Entries follow. Set all of them down as they stand.

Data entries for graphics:
.....

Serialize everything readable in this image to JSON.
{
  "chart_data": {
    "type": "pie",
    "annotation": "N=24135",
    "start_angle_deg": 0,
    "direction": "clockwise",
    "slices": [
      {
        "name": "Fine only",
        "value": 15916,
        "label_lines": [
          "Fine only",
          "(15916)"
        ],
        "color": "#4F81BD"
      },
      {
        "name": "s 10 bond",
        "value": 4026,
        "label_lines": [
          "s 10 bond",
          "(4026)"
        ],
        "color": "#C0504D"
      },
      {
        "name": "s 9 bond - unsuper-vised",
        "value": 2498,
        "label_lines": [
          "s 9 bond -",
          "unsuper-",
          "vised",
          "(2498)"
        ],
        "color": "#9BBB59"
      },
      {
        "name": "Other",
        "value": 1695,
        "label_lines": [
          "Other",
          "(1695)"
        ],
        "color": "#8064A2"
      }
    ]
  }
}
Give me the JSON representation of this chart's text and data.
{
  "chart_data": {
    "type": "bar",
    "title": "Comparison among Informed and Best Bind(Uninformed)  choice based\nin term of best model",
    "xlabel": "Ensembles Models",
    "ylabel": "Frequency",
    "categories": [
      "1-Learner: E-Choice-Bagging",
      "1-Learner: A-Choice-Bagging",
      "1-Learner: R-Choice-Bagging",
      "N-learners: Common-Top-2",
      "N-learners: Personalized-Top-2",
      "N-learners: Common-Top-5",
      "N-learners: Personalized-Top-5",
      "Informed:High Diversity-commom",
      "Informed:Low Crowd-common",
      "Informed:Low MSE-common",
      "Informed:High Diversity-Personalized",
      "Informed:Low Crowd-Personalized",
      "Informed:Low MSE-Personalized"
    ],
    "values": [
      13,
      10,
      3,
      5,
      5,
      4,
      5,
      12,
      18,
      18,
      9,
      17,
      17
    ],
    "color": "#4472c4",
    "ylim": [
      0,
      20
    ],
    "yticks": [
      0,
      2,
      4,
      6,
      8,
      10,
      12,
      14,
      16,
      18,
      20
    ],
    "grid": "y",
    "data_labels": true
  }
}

.....

* _SOLUTION FOR THIS EXERCISE_
Serialize everything readable in this image to JSON.
{
  "chart_data": {
    "type": "pie",
    "annotation": "N=24135",
    "start_angle_deg": 0,
    "direction": "clockwise",
    "slices": [
      {
        "name": "Fine only",
        "value": 15916,
        "label_lines": [
          "Fine only",
          "(15916)"
        ],
        "color": "#4F81BD"
      },
      {
        "name": "s 10 bond",
        "value": 4026,
        "label_lines": [
          "s 10 bond",
          "(4026)"
        ],
        "color": "#C0504D"
      },
      {
        "name": "s 9 bond - unsuper-vised",
        "value": 2498,
        "label_lines": [
          "s 9 bond -",
          "unsuper-",
          "vised",
          "(2498)"
        ],
        "color": "#9BBB59"
      },
      {
        "name": "Other",
        "value": 1695,
        "label_lines": [
          "Other",
          "(1695)"
        ],
        "color": "#8064A2"
      }
    ]
  }
}
Give me the JSON representation of this chart's text and data.
{
  "chart_data": {
    "type": "bar",
    "title": "Comparison among Informed and Best Bind(Uninformed)  choice based\nin term of best model",
    "xlabel": "Ensembles Models",
    "ylabel": "Frequency",
    "categories": [
      "1-Learner: E-Choice-Bagging",
      "1-Learner: A-Choice-Bagging",
      "1-Learner: R-Choice-Bagging",
      "N-learners: Common-Top-2",
      "N-learners: Personalized-Top-2",
      "N-learners: Common-Top-5",
      "N-learners: Personalized-Top-5",
      "Informed:High Diversity-commom",
      "Informed:Low Crowd-common",
      "Informed:Low MSE-common",
      "Informed:High Diversity-Personalized",
      "Informed:Low Crowd-Personalized",
      "Informed:Low MSE-Personalized"
    ],
    "values": [
      13,
      10,
      3,
      5,
      5,
      4,
      5,
      12,
      18,
      18,
      9,
      17,
      17
    ],
    "color": "#4472c4",
    "ylim": [
      0,
      20
    ],
    "yticks": [
      0,
      2,
      4,
      6,
      8,
      10,
      12,
      14,
      16,
      18,
      20
    ],
    "grid": "y",
    "data_labels": true
  }
}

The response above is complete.